* start DATA EXCERPTS *

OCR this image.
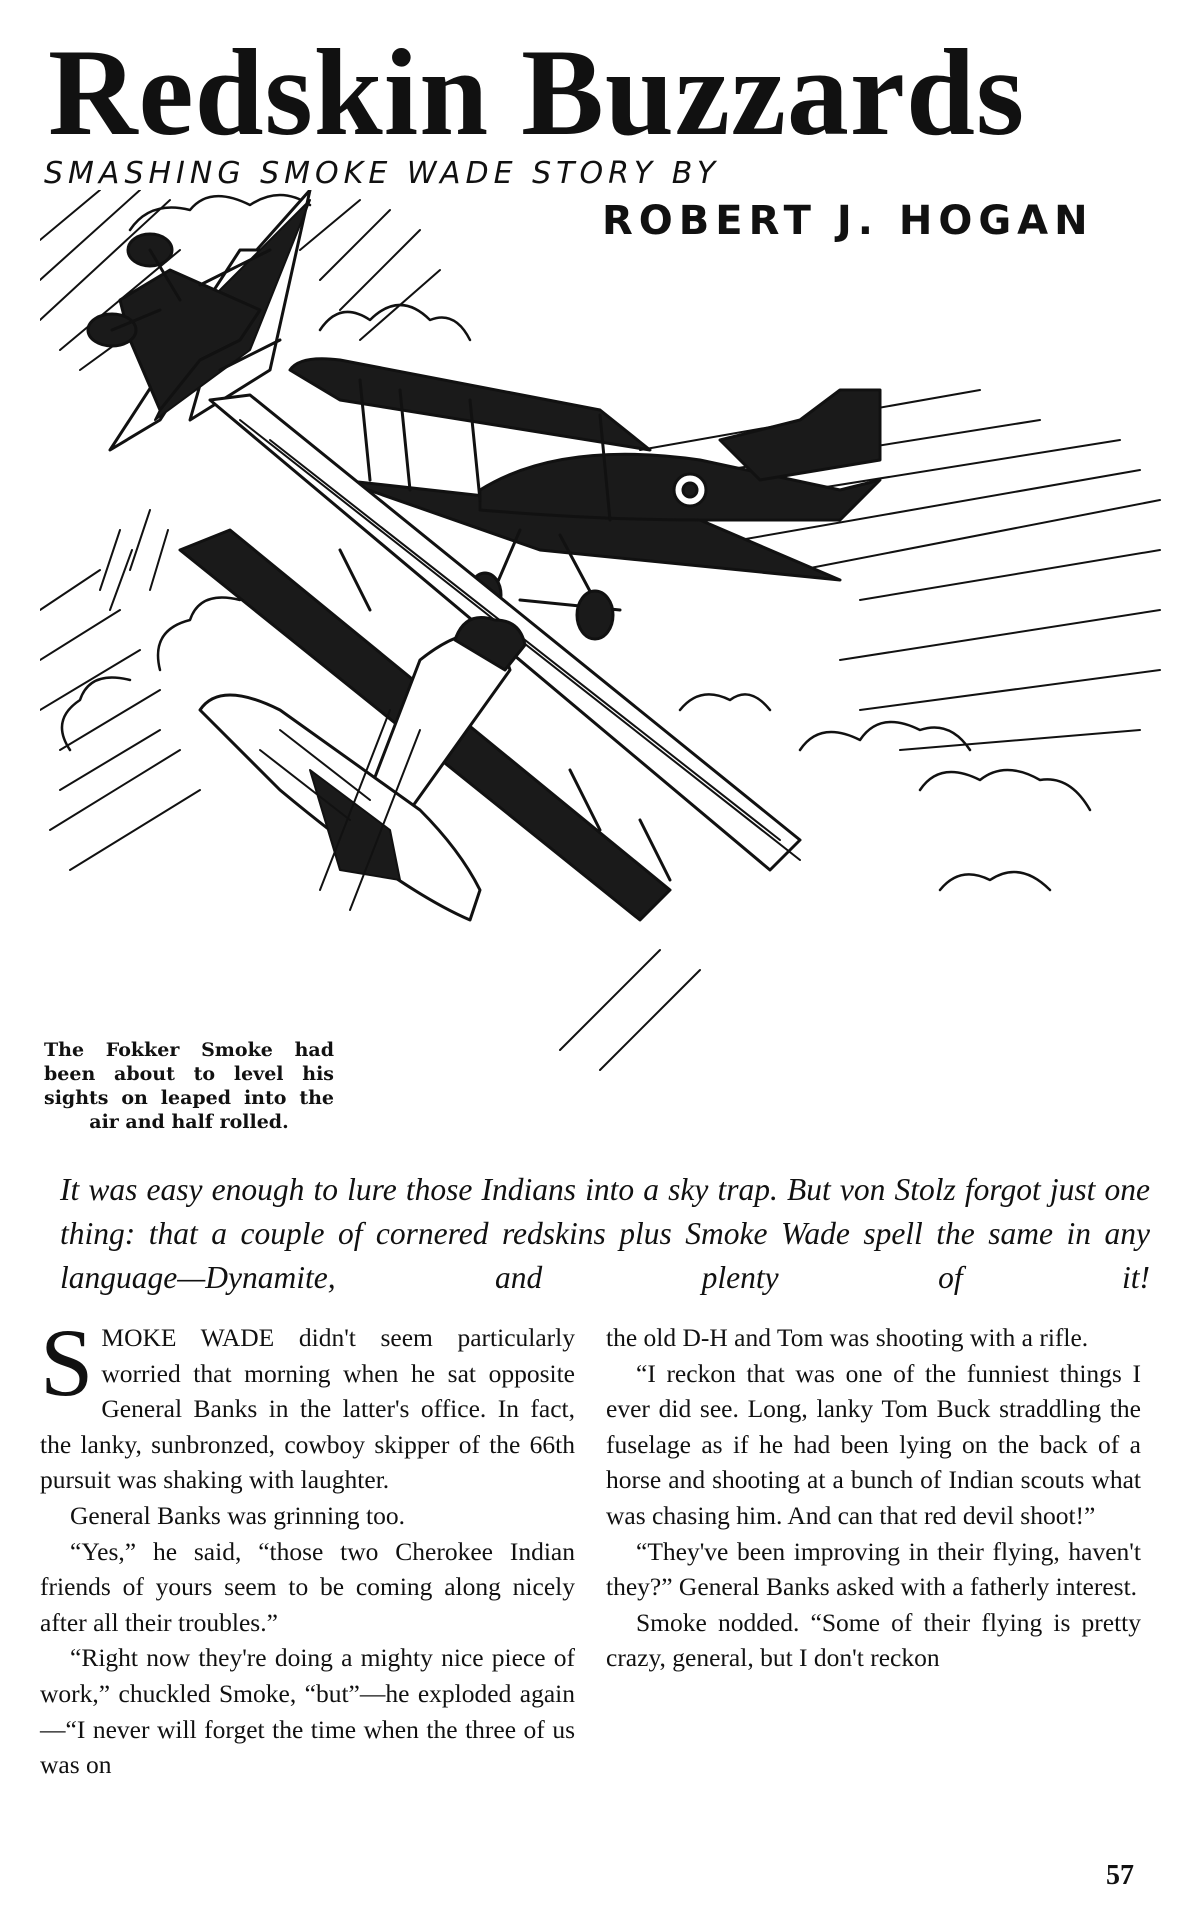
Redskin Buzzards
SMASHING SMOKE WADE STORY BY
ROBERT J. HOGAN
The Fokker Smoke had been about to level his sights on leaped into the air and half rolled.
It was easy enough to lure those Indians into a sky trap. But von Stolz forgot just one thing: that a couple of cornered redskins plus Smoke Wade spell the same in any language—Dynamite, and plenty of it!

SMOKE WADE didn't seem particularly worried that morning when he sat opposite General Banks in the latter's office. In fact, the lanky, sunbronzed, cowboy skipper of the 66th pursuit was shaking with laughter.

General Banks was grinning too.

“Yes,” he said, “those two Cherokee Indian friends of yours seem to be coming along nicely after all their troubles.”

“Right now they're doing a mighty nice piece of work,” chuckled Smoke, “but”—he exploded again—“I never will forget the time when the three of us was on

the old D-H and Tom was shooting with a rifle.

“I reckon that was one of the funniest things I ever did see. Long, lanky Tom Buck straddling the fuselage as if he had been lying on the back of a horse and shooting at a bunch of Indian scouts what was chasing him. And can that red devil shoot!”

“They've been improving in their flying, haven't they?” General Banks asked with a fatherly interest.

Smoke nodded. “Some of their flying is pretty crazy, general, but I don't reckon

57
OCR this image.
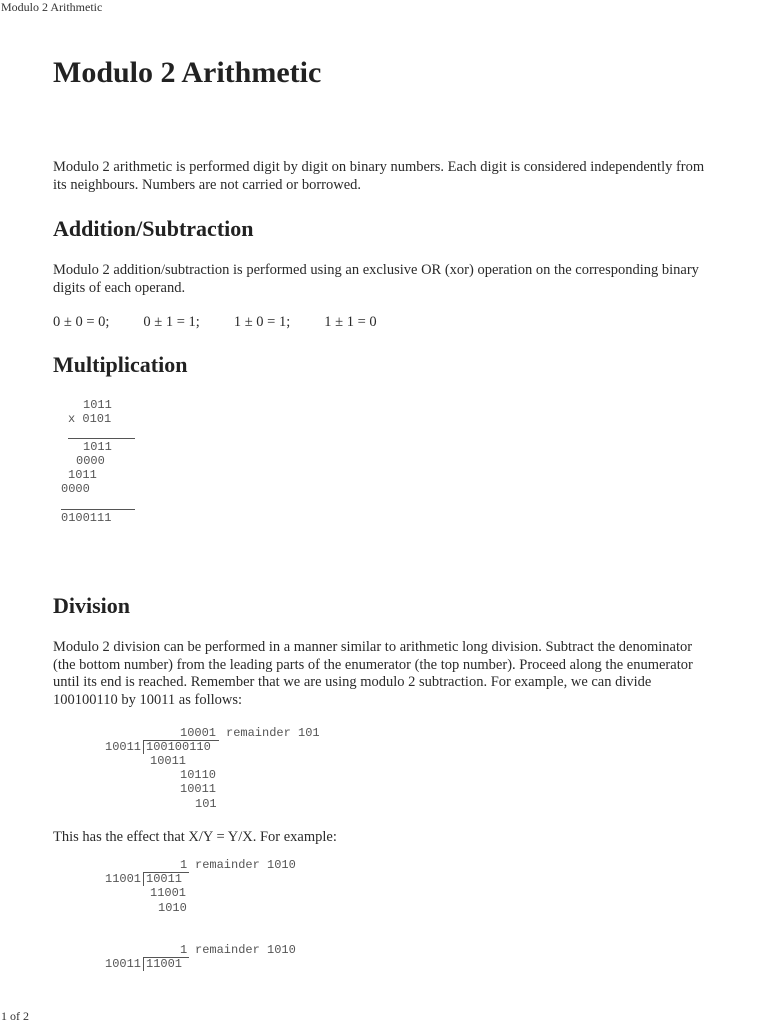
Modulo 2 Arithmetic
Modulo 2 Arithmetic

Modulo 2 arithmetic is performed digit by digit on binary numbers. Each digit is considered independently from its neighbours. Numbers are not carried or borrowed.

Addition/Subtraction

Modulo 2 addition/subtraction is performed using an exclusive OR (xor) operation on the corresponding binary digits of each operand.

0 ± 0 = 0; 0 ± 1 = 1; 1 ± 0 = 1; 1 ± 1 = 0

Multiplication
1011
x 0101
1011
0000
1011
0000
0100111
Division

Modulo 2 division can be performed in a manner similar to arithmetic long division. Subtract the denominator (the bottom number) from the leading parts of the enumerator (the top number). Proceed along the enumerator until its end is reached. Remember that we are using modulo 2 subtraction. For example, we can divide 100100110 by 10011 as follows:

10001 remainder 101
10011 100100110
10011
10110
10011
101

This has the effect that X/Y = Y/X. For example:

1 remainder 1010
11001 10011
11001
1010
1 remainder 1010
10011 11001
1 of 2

* end DATA EXCERPTS *

Pick out every line above that contains the word "they" and copy it.

“Right now they're doing a mighty nice piece of work,” chuckled Smoke, “but”—he exploded again—“I never will forget the time when the three of us was on
“They've been improving in their flying, haven't they?” General Banks asked with a fatherly interest.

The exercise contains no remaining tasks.